— Start Information shown —

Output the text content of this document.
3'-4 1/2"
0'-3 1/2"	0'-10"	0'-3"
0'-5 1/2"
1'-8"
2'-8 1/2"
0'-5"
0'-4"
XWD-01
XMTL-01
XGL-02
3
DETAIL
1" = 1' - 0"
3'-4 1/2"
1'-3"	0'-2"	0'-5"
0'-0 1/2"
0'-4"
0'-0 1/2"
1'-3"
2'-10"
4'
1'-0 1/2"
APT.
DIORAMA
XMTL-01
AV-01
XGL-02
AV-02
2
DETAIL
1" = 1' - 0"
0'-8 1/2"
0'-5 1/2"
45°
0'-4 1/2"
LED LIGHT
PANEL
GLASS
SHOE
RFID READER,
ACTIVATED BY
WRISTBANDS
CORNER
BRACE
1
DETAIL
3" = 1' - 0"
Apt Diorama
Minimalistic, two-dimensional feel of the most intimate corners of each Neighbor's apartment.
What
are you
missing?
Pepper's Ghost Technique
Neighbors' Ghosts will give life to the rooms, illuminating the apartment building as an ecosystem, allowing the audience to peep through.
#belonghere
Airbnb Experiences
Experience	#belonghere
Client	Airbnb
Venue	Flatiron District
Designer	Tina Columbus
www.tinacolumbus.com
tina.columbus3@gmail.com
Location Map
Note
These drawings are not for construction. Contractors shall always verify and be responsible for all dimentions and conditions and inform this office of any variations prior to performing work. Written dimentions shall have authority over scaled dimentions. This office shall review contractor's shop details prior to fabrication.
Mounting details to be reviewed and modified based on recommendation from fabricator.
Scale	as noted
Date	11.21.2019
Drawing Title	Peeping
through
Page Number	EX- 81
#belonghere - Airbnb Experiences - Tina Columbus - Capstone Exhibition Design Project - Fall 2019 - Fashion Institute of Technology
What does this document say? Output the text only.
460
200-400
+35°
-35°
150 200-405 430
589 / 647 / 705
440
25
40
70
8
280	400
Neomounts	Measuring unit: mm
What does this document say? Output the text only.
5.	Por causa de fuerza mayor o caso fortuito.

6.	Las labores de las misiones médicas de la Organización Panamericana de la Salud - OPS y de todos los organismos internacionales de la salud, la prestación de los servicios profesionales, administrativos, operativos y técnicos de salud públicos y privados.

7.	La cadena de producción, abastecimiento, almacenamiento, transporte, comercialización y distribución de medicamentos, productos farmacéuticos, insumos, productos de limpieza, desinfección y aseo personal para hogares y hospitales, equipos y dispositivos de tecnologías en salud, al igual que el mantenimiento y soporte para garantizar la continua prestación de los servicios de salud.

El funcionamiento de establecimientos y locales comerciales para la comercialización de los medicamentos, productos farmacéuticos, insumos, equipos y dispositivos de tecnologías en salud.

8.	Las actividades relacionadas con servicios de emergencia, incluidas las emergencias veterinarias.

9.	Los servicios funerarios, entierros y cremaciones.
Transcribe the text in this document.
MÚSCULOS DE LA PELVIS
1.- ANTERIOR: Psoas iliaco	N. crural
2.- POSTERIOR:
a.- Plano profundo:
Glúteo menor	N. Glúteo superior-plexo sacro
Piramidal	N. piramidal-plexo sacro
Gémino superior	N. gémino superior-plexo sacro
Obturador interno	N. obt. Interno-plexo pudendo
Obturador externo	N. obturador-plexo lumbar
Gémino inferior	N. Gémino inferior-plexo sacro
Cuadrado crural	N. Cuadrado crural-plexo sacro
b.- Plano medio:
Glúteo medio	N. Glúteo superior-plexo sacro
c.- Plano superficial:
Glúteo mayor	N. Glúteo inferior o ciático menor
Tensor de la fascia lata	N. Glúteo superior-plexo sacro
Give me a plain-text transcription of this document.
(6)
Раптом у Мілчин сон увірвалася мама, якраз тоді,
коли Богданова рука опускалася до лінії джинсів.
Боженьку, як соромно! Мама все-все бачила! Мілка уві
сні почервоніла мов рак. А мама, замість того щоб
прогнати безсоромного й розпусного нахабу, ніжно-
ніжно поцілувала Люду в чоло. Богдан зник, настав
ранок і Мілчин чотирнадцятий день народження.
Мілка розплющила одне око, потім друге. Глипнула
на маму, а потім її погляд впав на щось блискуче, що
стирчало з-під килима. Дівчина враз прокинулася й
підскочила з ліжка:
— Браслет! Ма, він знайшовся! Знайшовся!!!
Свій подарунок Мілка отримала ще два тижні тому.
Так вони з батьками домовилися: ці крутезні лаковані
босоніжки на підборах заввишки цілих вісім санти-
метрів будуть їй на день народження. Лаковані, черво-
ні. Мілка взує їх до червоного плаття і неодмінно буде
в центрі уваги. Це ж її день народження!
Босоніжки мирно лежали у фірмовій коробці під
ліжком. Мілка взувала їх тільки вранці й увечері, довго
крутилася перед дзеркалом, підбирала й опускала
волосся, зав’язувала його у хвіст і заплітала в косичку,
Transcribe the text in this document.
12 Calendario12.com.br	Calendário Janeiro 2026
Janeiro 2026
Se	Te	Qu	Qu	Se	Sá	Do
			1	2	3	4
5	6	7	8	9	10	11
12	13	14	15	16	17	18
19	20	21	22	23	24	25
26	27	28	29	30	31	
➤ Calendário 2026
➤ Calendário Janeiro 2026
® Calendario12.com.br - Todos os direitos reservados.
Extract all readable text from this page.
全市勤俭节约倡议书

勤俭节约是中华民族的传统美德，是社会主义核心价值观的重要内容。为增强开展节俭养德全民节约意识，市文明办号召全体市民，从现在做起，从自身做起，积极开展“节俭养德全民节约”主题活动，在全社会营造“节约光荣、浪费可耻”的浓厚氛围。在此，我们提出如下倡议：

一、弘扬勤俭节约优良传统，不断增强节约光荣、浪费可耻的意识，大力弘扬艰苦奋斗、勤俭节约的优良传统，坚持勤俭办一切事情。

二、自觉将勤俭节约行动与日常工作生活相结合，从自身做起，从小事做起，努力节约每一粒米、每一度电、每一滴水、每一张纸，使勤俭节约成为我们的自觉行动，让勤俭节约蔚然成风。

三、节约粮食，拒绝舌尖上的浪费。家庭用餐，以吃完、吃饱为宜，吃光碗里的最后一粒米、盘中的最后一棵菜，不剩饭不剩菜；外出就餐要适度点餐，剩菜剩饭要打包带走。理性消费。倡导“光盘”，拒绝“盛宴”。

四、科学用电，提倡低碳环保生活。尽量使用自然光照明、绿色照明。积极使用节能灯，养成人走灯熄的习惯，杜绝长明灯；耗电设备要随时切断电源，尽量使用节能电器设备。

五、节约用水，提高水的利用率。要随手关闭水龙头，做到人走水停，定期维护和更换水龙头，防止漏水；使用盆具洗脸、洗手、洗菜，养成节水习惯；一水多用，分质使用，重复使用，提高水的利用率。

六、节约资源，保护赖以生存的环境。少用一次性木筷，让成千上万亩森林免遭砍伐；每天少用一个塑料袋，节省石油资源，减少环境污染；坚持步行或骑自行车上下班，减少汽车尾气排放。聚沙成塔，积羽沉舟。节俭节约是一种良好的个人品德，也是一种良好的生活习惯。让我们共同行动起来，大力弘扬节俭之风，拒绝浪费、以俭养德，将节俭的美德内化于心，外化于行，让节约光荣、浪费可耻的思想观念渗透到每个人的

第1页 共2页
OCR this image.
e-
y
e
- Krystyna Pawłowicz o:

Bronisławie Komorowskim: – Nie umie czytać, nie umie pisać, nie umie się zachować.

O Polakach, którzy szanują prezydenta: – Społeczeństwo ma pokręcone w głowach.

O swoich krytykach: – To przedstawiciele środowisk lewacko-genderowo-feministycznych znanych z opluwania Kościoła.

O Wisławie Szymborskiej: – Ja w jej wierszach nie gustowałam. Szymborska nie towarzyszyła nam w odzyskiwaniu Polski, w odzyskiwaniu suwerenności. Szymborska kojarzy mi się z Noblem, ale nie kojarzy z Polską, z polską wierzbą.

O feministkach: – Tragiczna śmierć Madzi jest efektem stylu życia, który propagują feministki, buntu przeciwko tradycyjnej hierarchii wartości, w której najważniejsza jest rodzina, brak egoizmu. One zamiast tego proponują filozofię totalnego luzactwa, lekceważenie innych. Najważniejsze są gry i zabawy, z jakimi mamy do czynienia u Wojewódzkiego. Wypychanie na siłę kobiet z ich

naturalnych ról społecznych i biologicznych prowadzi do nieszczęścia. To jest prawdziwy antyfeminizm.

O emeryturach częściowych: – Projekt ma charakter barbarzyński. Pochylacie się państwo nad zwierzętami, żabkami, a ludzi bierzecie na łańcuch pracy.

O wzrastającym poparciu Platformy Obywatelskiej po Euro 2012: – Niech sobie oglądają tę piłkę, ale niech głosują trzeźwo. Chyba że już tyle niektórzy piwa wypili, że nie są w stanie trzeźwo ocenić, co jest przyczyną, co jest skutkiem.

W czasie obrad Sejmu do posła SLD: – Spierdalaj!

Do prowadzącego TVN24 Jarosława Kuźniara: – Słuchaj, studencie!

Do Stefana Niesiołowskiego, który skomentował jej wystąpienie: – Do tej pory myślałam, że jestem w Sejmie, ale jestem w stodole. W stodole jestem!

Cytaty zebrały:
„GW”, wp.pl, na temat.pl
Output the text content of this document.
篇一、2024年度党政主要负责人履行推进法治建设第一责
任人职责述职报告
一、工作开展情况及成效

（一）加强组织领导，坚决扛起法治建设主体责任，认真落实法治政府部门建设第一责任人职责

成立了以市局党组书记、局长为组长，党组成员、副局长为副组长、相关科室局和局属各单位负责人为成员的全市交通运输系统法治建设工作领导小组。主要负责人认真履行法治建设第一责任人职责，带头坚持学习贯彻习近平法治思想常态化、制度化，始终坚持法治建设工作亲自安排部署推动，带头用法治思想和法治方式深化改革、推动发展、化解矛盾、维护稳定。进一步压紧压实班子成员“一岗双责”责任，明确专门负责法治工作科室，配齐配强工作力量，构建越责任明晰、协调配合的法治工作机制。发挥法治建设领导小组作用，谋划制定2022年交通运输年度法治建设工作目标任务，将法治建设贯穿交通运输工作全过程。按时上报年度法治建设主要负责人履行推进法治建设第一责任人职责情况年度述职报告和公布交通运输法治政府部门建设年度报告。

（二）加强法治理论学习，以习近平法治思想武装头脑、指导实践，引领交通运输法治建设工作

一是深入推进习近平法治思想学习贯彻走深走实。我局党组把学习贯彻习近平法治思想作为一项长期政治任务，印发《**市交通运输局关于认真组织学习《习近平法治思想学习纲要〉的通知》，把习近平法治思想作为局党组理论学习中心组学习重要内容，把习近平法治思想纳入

— End Information shown —

Working from the entries above, return all lines that contain "through".

Neighbors' Ghosts will give life to the rooms, illuminating the apartment building as an ecosystem, allowing the audience to peep through.
through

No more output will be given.